** Start Dataset **

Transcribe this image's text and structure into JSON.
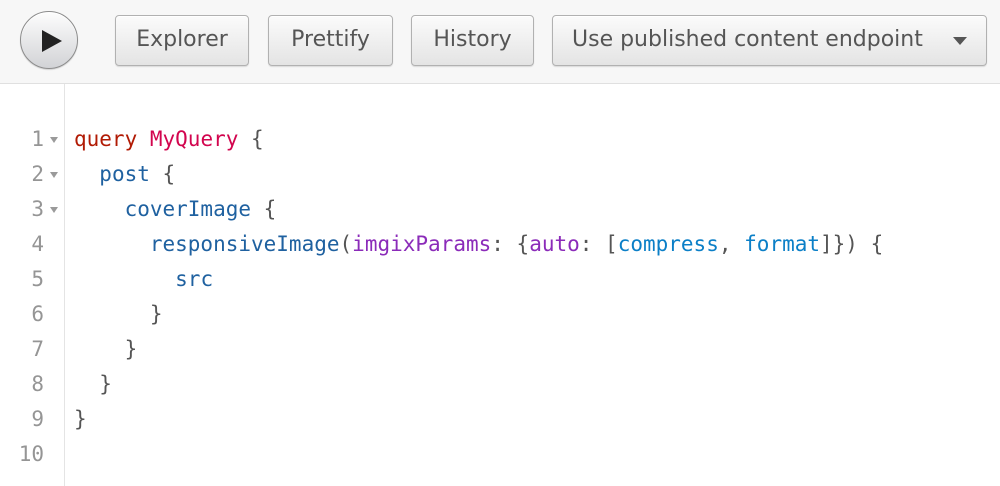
{
  "toolbar": {
    "run_label": "Run query",
    "buttons": {
      "explorer": "Explorer",
      "prettify": "Prettify",
      "history": "History"
    },
    "endpoint_select": {
      "selected": "Use published content endpoint"
    }
  },
  "editor": {
    "lines": [
      {
        "num": "1",
        "foldable": true,
        "tokens": [
          {
            "t": "query",
            "k": "kw"
          },
          {
            "t": " ",
            "k": "punct"
          },
          {
            "t": "MyQuery",
            "k": "def"
          },
          {
            "t": " {",
            "k": "punct"
          }
        ]
      },
      {
        "num": "2",
        "foldable": true,
        "tokens": [
          {
            "t": "  ",
            "k": "punct"
          },
          {
            "t": "post",
            "k": "fld"
          },
          {
            "t": " {",
            "k": "punct"
          }
        ]
      },
      {
        "num": "3",
        "foldable": true,
        "tokens": [
          {
            "t": "    ",
            "k": "punct"
          },
          {
            "t": "coverImage",
            "k": "fld"
          },
          {
            "t": " {",
            "k": "punct"
          }
        ]
      },
      {
        "num": "4",
        "foldable": false,
        "tokens": [
          {
            "t": "      ",
            "k": "punct"
          },
          {
            "t": "responsiveImage",
            "k": "fld"
          },
          {
            "t": "(",
            "k": "punct"
          },
          {
            "t": "imgixParams",
            "k": "attr"
          },
          {
            "t": ": {",
            "k": "punct"
          },
          {
            "t": "auto",
            "k": "attr"
          },
          {
            "t": ": [",
            "k": "punct"
          },
          {
            "t": "compress",
            "k": "enum"
          },
          {
            "t": ", ",
            "k": "punct"
          },
          {
            "t": "format",
            "k": "enum"
          },
          {
            "t": "]}) {",
            "k": "punct"
          }
        ]
      },
      {
        "num": "5",
        "foldable": false,
        "tokens": [
          {
            "t": "        ",
            "k": "punct"
          },
          {
            "t": "src",
            "k": "fld"
          }
        ]
      },
      {
        "num": "6",
        "foldable": false,
        "tokens": [
          {
            "t": "      }",
            "k": "punct"
          }
        ]
      },
      {
        "num": "7",
        "foldable": false,
        "tokens": [
          {
            "t": "    }",
            "k": "punct"
          }
        ]
      },
      {
        "num": "8",
        "foldable": false,
        "tokens": [
          {
            "t": "  }",
            "k": "punct"
          }
        ]
      },
      {
        "num": "9",
        "foldable": false,
        "tokens": [
          {
            "t": "}",
            "k": "punct"
          }
        ]
      },
      {
        "num": "10",
        "foldable": false,
        "tokens": []
      }
    ]
  },
  "colors": {
    "keyword": "#b11a04",
    "definition": "#d2054e",
    "field": "#1f61a0",
    "attribute": "#8b2bb9",
    "enum": "#0b7fc7",
    "punctuation": "#555555",
    "line_number": "#959595"
  },
  "icons": {
    "run": "play-icon",
    "dropdown": "caret-down-icon",
    "fold": "fold-triangle-icon"
  }
}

** End Dataset **

### What the exercise asks
Pictures in the records above should not be copied. Repeat everything else exactly.

### Written reply
Transcribe this image's text and structure into JSON.
{
  "toolbar": {
    "run_label": "Run query",
    "buttons": {
      "explorer": "Explorer",
      "prettify": "Prettify",
      "history": "History"
    },
    "endpoint_select": {
      "selected": "Use published content endpoint"
    }
  },
  "editor": {
    "lines": [
      {
        "num": "1",
        "foldable": true,
        "tokens": [
          {
            "t": "query",
            "k": "kw"
          },
          {
            "t": " ",
            "k": "punct"
          },
          {
            "t": "MyQuery",
            "k": "def"
          },
          {
            "t": " {",
            "k": "punct"
          }
        ]
      },
      {
        "num": "2",
        "foldable": true,
        "tokens": [
          {
            "t": "  ",
            "k": "punct"
          },
          {
            "t": "post",
            "k": "fld"
          },
          {
            "t": " {",
            "k": "punct"
          }
        ]
      },
      {
        "num": "3",
        "foldable": true,
        "tokens": [
          {
            "t": "    ",
            "k": "punct"
          },
          {
            "t": "coverImage",
            "k": "fld"
          },
          {
            "t": " {",
            "k": "punct"
          }
        ]
      },
      {
        "num": "4",
        "foldable": false,
        "tokens": [
          {
            "t": "      ",
            "k": "punct"
          },
          {
            "t": "responsiveImage",
            "k": "fld"
          },
          {
            "t": "(",
            "k": "punct"
          },
          {
            "t": "imgixParams",
            "k": "attr"
          },
          {
            "t": ": {",
            "k": "punct"
          },
          {
            "t": "auto",
            "k": "attr"
          },
          {
            "t": ": [",
            "k": "punct"
          },
          {
            "t": "compress",
            "k": "enum"
          },
          {
            "t": ", ",
            "k": "punct"
          },
          {
            "t": "format",
            "k": "enum"
          },
          {
            "t": "]}) {",
            "k": "punct"
          }
        ]
      },
      {
        "num": "5",
        "foldable": false,
        "tokens": [
          {
            "t": "        ",
            "k": "punct"
          },
          {
            "t": "src",
            "k": "fld"
          }
        ]
      },
      {
        "num": "6",
        "foldable": false,
        "tokens": [
          {
            "t": "      }",
            "k": "punct"
          }
        ]
      },
      {
        "num": "7",
        "foldable": false,
        "tokens": [
          {
            "t": "    }",
            "k": "punct"
          }
        ]
      },
      {
        "num": "8",
        "foldable": false,
        "tokens": [
          {
            "t": "  }",
            "k": "punct"
          }
        ]
      },
      {
        "num": "9",
        "foldable": false,
        "tokens": [
          {
            "t": "}",
            "k": "punct"
          }
        ]
      },
      {
        "num": "10",
        "foldable": false,
        "tokens": []
      }
    ]
  },
  "colors": {
    "keyword": "#b11a04",
    "definition": "#d2054e",
    "field": "#1f61a0",
    "attribute": "#8b2bb9",
    "enum": "#0b7fc7",
    "punctuation": "#555555",
    "line_number": "#959595"
  },
  "icons": {
    "run": "play-icon",
    "dropdown": "caret-down-icon",
    "fold": "fold-triangle-icon"
  }
}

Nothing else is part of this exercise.